# Activity
What you produce should be every line from the data that includes "legend".

----- Given data

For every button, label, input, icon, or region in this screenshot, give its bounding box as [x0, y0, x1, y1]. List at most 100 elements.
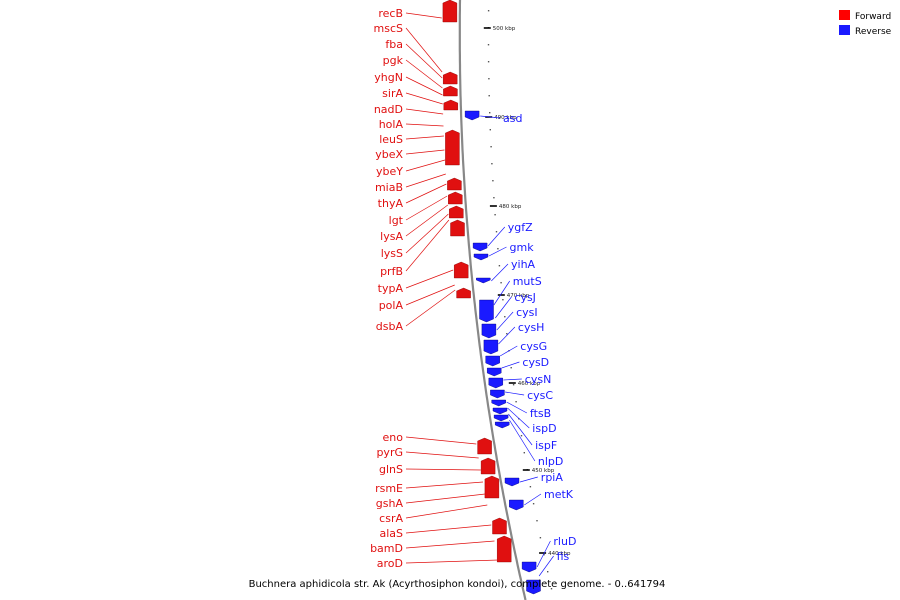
- forward-gene-label: lysS: [381, 247, 403, 260]
- forward-gene-leader: [405, 213, 449, 254]
- forward-gene-block: [477, 437, 492, 455]
- forward-gene-leader: [405, 92, 443, 105]
- reverse-gene-leader: [538, 555, 554, 577]
- forward-gene-label: pgk: [383, 54, 404, 67]
- forward-gene-leader: [405, 219, 450, 272]
- tick-dot: [497, 248, 499, 250]
- reverse-gene-label: mutS: [513, 275, 542, 288]
- tick-dot: [504, 316, 506, 318]
- reverse-gene-label: ispF: [535, 439, 557, 452]
- tick-dot: [550, 588, 553, 590]
- forward-gene-label: leuS: [379, 133, 403, 146]
- forward-gene-label: thyA: [378, 197, 404, 210]
- tick-dot: [506, 333, 508, 335]
- forward-gene-label: miaB: [375, 181, 403, 194]
- tick-dot: [494, 214, 496, 216]
- reverse-gene-leader: [503, 378, 522, 381]
- reverse-gene-block: [509, 499, 524, 511]
- forward-gene-label: mscS: [374, 22, 403, 35]
- forward-gene-leader: [405, 108, 444, 115]
- reverse-gene-label: cysC: [527, 389, 553, 402]
- tick-dot: [488, 95, 490, 97]
- forward-gene-label: lysA: [380, 230, 403, 243]
- tick-dot: [539, 537, 542, 539]
- tick-dot: [498, 265, 501, 267]
- forward-gene-label: sirA: [382, 87, 403, 100]
- reverse-gene-leader: [487, 226, 506, 247]
- tick-dot: [515, 401, 517, 403]
- legend-reverse-swatch: [839, 25, 850, 35]
- forward-gene-label: bamD: [370, 542, 403, 555]
- reverse-gene-leader: [506, 401, 528, 414]
- forward-gene-label: eno: [383, 431, 404, 444]
- reverse-gene-label: ftsB: [530, 407, 551, 420]
- tick-dot: [492, 180, 494, 182]
- reverse-gene-leader: [493, 280, 510, 306]
- tick-dot: [500, 282, 502, 284]
- forward-gene-block: [492, 517, 507, 535]
- forward-gene-block: [454, 261, 469, 279]
- reverse-gene-leader: [480, 115, 501, 119]
- forward-gene-label: rsmE: [375, 482, 403, 495]
- reverse-gene-label: cysJ: [514, 291, 536, 304]
- forward-gene-leader: [405, 12, 442, 19]
- tick-dot: [495, 231, 498, 233]
- reverse-gene-leader: [508, 413, 533, 446]
- reverse-gene-label: asd: [503, 112, 522, 125]
- reverse-gene-block: [464, 110, 480, 121]
- forward-gene-leader: [405, 559, 499, 564]
- reverse-gene-label: rluD: [553, 535, 576, 548]
- forward-gene-leader: [405, 195, 448, 221]
- forward-gene-leader: [405, 481, 484, 489]
- reverse-gene-label: cysI: [516, 306, 538, 319]
- reverse-gene-leader: [509, 419, 536, 462]
- tick-dot: [523, 452, 525, 454]
- forward-gene-block: [443, 71, 458, 85]
- forward-gene-leader: [405, 159, 446, 172]
- genome-backbone: [458, 0, 527, 600]
- reverse-gene-label: ygfZ: [508, 221, 533, 234]
- reverse-gene-block: [487, 367, 502, 377]
- reverse-gene-leader: [536, 540, 551, 568]
- reverse-gene-block: [492, 407, 508, 415]
- reverse-gene-label: cysN: [525, 373, 552, 386]
- tick-label: 460 kbp: [518, 381, 541, 387]
- forward-gene-block: [442, 0, 458, 23]
- reverse-gene-leader: [499, 345, 518, 357]
- reverse-gene-label: cysG: [520, 340, 547, 353]
- reverse-gene-block: [476, 277, 491, 284]
- reverse-gene-leader: [491, 263, 509, 282]
- tick-dot: [488, 78, 490, 80]
- forward-gene-label: pyrG: [376, 446, 403, 459]
- reverse-gene-block: [521, 561, 537, 573]
- tick-dot: [536, 520, 538, 522]
- forward-gene-block: [447, 177, 462, 191]
- forward-gene-label: gshA: [376, 497, 404, 510]
- forward-gene-label: glnS: [379, 463, 403, 476]
- forward-gene-leader: [405, 289, 456, 327]
- forward-gene-leader: [405, 504, 488, 519]
- reverse-gene-block: [483, 339, 499, 355]
- legend-forward-label: Forward: [855, 12, 891, 22]
- reverse-gene-block: [472, 242, 488, 252]
- forward-gene-leader: [405, 135, 444, 140]
- forward-gene-label: lgt: [389, 214, 404, 227]
- tick-dot: [520, 435, 523, 437]
- reverse-gene-leader: [495, 296, 512, 319]
- legend: Forward Reverse: [839, 10, 892, 37]
- forward-gene-label: alaS: [379, 527, 403, 540]
- forward-gene-label: ybeX: [375, 148, 403, 161]
- reverse-gene-block: [473, 253, 489, 261]
- forward-gene-label: prfB: [380, 265, 403, 278]
- reverse-gene-leader: [505, 391, 525, 396]
- tick-dot: [490, 146, 492, 148]
- reverse-gene-leader: [519, 476, 538, 483]
- tick-dot: [487, 44, 490, 46]
- forward-gene-block: [480, 457, 496, 475]
- reverse-gene-label: gmk: [510, 241, 535, 254]
- forward-gene-leader: [405, 524, 492, 534]
- reverse-gene-leader: [496, 311, 514, 331]
- tick-dot: [502, 299, 504, 301]
- forward-gene-label: fba: [385, 38, 403, 51]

----------

# Your response
- legend-reverse-swatch: [839, 25, 850, 35]
- legend-forward-label: Forward: [855, 12, 891, 22]
- legend: Forward Reverse: [839, 10, 892, 37]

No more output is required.